The problem -
Transcribe everything in the data word for word. Pictures are left out.

====== Data listing ======

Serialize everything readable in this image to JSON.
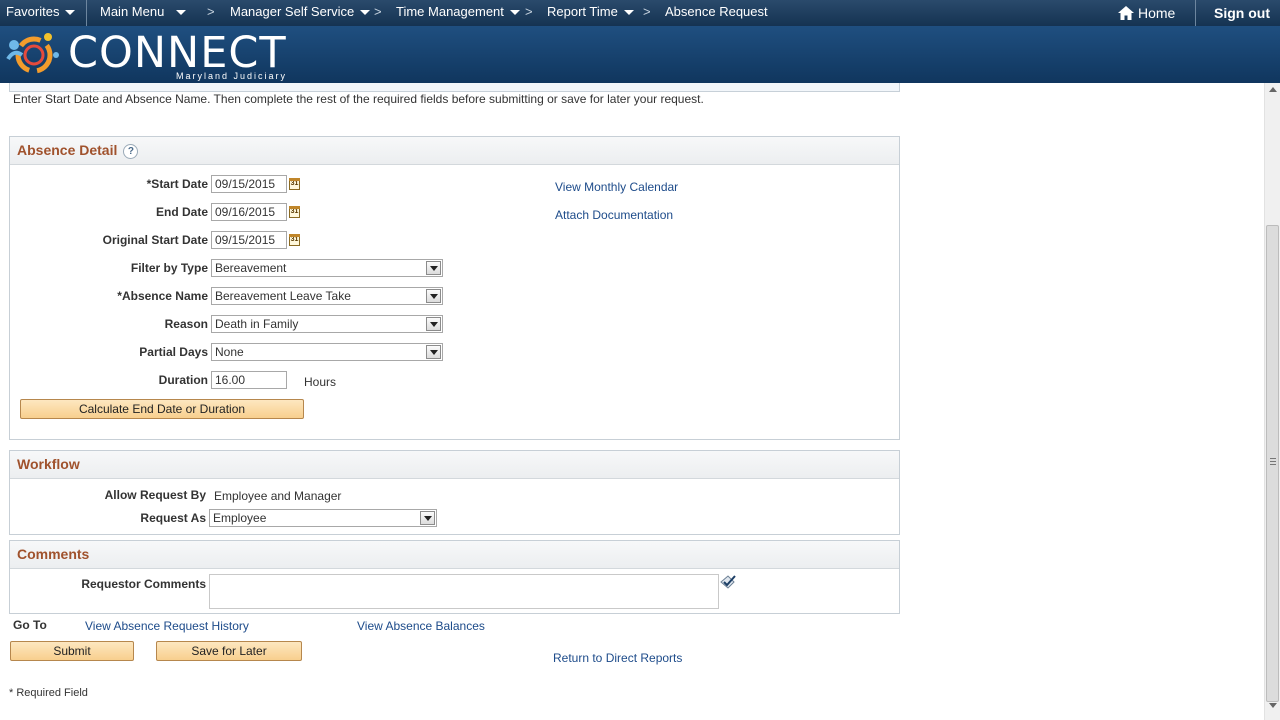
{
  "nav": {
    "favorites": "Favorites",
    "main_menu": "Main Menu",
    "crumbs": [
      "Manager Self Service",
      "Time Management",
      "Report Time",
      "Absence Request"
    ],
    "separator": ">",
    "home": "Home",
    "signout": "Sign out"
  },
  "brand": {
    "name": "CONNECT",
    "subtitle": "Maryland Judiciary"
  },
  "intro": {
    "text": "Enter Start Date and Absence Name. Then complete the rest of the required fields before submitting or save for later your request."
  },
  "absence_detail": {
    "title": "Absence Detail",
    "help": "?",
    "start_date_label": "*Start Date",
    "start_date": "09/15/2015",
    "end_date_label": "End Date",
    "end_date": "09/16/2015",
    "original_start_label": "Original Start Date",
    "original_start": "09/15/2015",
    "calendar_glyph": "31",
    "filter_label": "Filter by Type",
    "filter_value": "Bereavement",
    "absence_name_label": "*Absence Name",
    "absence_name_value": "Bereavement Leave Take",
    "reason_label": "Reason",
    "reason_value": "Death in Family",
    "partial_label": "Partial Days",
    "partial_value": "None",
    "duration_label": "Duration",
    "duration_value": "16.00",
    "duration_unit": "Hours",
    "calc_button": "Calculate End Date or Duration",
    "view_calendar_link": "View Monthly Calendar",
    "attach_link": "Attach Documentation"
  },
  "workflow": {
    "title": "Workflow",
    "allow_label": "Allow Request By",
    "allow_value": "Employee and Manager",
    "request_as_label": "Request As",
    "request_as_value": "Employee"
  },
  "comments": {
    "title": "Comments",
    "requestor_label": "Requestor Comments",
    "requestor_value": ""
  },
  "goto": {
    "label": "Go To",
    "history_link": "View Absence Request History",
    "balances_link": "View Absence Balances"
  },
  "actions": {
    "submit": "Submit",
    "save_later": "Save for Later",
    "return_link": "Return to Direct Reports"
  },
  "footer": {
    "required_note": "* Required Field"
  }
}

======

Written answer -
Serialize everything readable in this image to JSON.
{
  "nav": {
    "favorites": "Favorites",
    "main_menu": "Main Menu",
    "crumbs": [
      "Manager Self Service",
      "Time Management",
      "Report Time",
      "Absence Request"
    ],
    "separator": ">",
    "home": "Home",
    "signout": "Sign out"
  },
  "brand": {
    "name": "CONNECT",
    "subtitle": "Maryland Judiciary"
  },
  "intro": {
    "text": "Enter Start Date and Absence Name. Then complete the rest of the required fields before submitting or save for later your request."
  },
  "absence_detail": {
    "title": "Absence Detail",
    "help": "?",
    "start_date_label": "*Start Date",
    "start_date": "09/15/2015",
    "end_date_label": "End Date",
    "end_date": "09/16/2015",
    "original_start_label": "Original Start Date",
    "original_start": "09/15/2015",
    "calendar_glyph": "31",
    "filter_label": "Filter by Type",
    "filter_value": "Bereavement",
    "absence_name_label": "*Absence Name",
    "absence_name_value": "Bereavement Leave Take",
    "reason_label": "Reason",
    "reason_value": "Death in Family",
    "partial_label": "Partial Days",
    "partial_value": "None",
    "duration_label": "Duration",
    "duration_value": "16.00",
    "duration_unit": "Hours",
    "calc_button": "Calculate End Date or Duration",
    "view_calendar_link": "View Monthly Calendar",
    "attach_link": "Attach Documentation"
  },
  "workflow": {
    "title": "Workflow",
    "allow_label": "Allow Request By",
    "allow_value": "Employee and Manager",
    "request_as_label": "Request As",
    "request_as_value": "Employee"
  },
  "comments": {
    "title": "Comments",
    "requestor_label": "Requestor Comments",
    "requestor_value": ""
  },
  "goto": {
    "label": "Go To",
    "history_link": "View Absence Request History",
    "balances_link": "View Absence Balances"
  },
  "actions": {
    "submit": "Submit",
    "save_later": "Save for Later",
    "return_link": "Return to Direct Reports"
  },
  "footer": {
    "required_note": "* Required Field"
  }
}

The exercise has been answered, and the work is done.